Фрагмент текста:

▬▬▬

|
|
|
|
Фото художника Василия Верещагина | |
| |
|
Накануне русско-турецкой войны
Прибыв в Париж, Верещагин приобрел небольшой участок земли, расположенный за городом в Мезон-Лаффитте, и занялся устройством мастерской. Строительная канитель отнимала много времени. Жить приходилось в гостиницах. Деньги, вырученные от продажи туркестанских картин, подходили уже к концу. Недешево обошлась и поездка в Индию.
Пришлось Верещагину обратиться за помощью к Третьякову, просить аванса в счет будущих работ. Однако получение аванса затянулось. Верещагин обиделся, но туг вмешался Стасов. Он написал Верещагину:
«...Я скажу Вам, вижу я людей постоянно громадную массу всех сортов, складов, способностей и сословий - и не много до сих пор встречал таких субъектов, как Третьяков. Особливо мне поразительно, что такой превосходный человек вышел из среды нашего толстопузого, нелепого, необтесанного, самодурного и безмозглого купечества. Вы его не знаете, а когда узнаете лично, будете и любить и уважать... Ни чванства, ни хвастовства, ни глупых претензий у него никаких нет. Он просто чист и честен, от глубины души ценит и любит Ваш талант и произведения и что делал и говорил до сих пор - все было хорошо...»
Письмо Стасова успокоило Василия Васильевича.
- Вот, с тобой всегда так бывает, - замечала Елизавета Кондратьевна. - Из-за своей раздражительности ты плохо подумал о добром человеке, который поддержал тебя. Я не удивлюсь, если когда-нибудь ты поссоришься даже с Владимиром Васильевичем.
- Прошу не ворчать! - отозвался Верещагин. - Не в горячности дело. Работа, работа без отдыха! По Индии тоже была нелегкая прогулка. А перед Третьяковым, при случае, извинюсь и отвешу ему поясной поклон.
Но еще большее впечатление произвело на Верещагина письмо Третьякова, адресованное в Индию. Конверт был испещрен множеством печатей с наименованием разных индийских городов, в которых побывал художник. Это письмо наконец разыскало его в Париже.
- Неплохо работает в наш век почта, - не без иронии сказал Верещагин, разглядывая приклеенную к конверту справку о том, на каком пароходе он выбыл из Индии в Париж.
По содержанию письмо Третьякова не показалось Василию Васильевичу запоздалым. Наоборот, оно пришло вполне ко времени.
- «Ваше негодование против Москвы понятно, - читал Верещагин. - Я и сам бы негодовал и давно бы бросил свою цель собирания художественных произведений, если бы имел в виду только наше поколение, но поверьте, что Москва не хуже Петербурга: Москва только проще и как будто невежественнее...»
- Вот именно, прав Павел Михайлович, что-то я ему из Индии не то написал. Москва - она деревня огромная, притом самая настоящая расейская...

▬▬▬

Поставленное задание a: Назовите все географические названия, которые встречаются в тексте о Верещагине в виде существительных.
Текст и следующий за ним список взяты из разных, не связанных между собой источников.

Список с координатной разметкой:
▬▬▬

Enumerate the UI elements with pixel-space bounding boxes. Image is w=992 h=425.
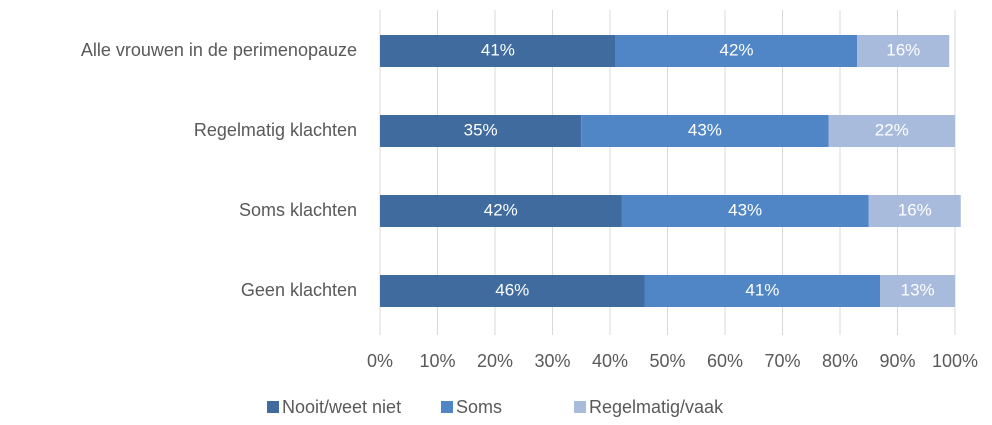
legend-swatch bbox=[441, 401, 453, 413]
legend-label: Nooit/weet niet bbox=[282, 397, 401, 417]
data-label: 42% bbox=[719, 40, 753, 59]
data-label: 42% bbox=[484, 200, 518, 219]
legend-swatch bbox=[574, 401, 586, 413]
y-tick-label: Regelmatig klachten bbox=[194, 120, 357, 140]
x-tick-label: 10% bbox=[419, 351, 455, 371]
bar bbox=[380, 275, 645, 307]
data-label: 43% bbox=[728, 200, 762, 219]
x-tick-label: 0% bbox=[367, 351, 393, 371]
bar bbox=[380, 35, 616, 67]
bar bbox=[581, 115, 829, 147]
data-label: 41% bbox=[481, 40, 515, 59]
bar bbox=[644, 275, 881, 307]
bar bbox=[880, 275, 955, 307]
x-tick-label: 90% bbox=[879, 351, 915, 371]
y-tick-label: Alle vrouwen in de perimenopauze bbox=[81, 40, 357, 60]
y-tick-label: Geen klachten bbox=[241, 280, 357, 300]
x-tick-label: 60% bbox=[707, 351, 743, 371]
x-tick-label: 50% bbox=[649, 351, 685, 371]
legend-label: Regelmatig/vaak bbox=[589, 397, 724, 417]
data-label: 13% bbox=[901, 280, 935, 299]
legend-swatch bbox=[267, 401, 279, 413]
bar bbox=[380, 195, 622, 227]
data-label: 16% bbox=[886, 40, 920, 59]
x-tick-label: 40% bbox=[592, 351, 628, 371]
data-label: 22% bbox=[875, 120, 909, 139]
bar bbox=[380, 115, 582, 147]
data-label: 16% bbox=[898, 200, 932, 219]
x-tick-label: 20% bbox=[477, 351, 513, 371]
data-label: 46% bbox=[495, 280, 529, 299]
data-label: 35% bbox=[464, 120, 498, 139]
x-tick-label: 80% bbox=[822, 351, 858, 371]
data-label: 41% bbox=[745, 280, 779, 299]
bar bbox=[857, 35, 950, 67]
x-tick-label: 100% bbox=[932, 351, 978, 371]
bar bbox=[868, 195, 961, 227]
x-tick-label: 70% bbox=[764, 351, 800, 371]
data-label: 43% bbox=[688, 120, 722, 139]
bar bbox=[621, 195, 869, 227]
y-tick-label: Soms klachten bbox=[239, 200, 357, 220]
bar bbox=[615, 35, 858, 67]
x-tick-label: 30% bbox=[534, 351, 570, 371]
legend-label: Soms bbox=[456, 397, 502, 417]
bar bbox=[828, 115, 955, 147]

▬▬▬

Поставленное задание b: Воспроизведите строки списка от строки с «legend-swatch bbox=[441, 401, 453, 413]» до строки с «y-tick-label: Regelmatig klachten», включая обе эти строки.

Результат выполнения a: Париж, Мезон-Лаффитт, Индия, Москва, Петербург.

Результат выполнения b:
legend-swatch bbox=[441, 401, 453, 413]
legend-label: Nooit/weet niet bbox=[282, 397, 401, 417]
data-label: 42% bbox=[719, 40, 753, 59]
data-label: 42% bbox=[484, 200, 518, 219]
legend-swatch bbox=[574, 401, 586, 413]
y-tick-label: Regelmatig klachten bbox=[194, 120, 357, 140]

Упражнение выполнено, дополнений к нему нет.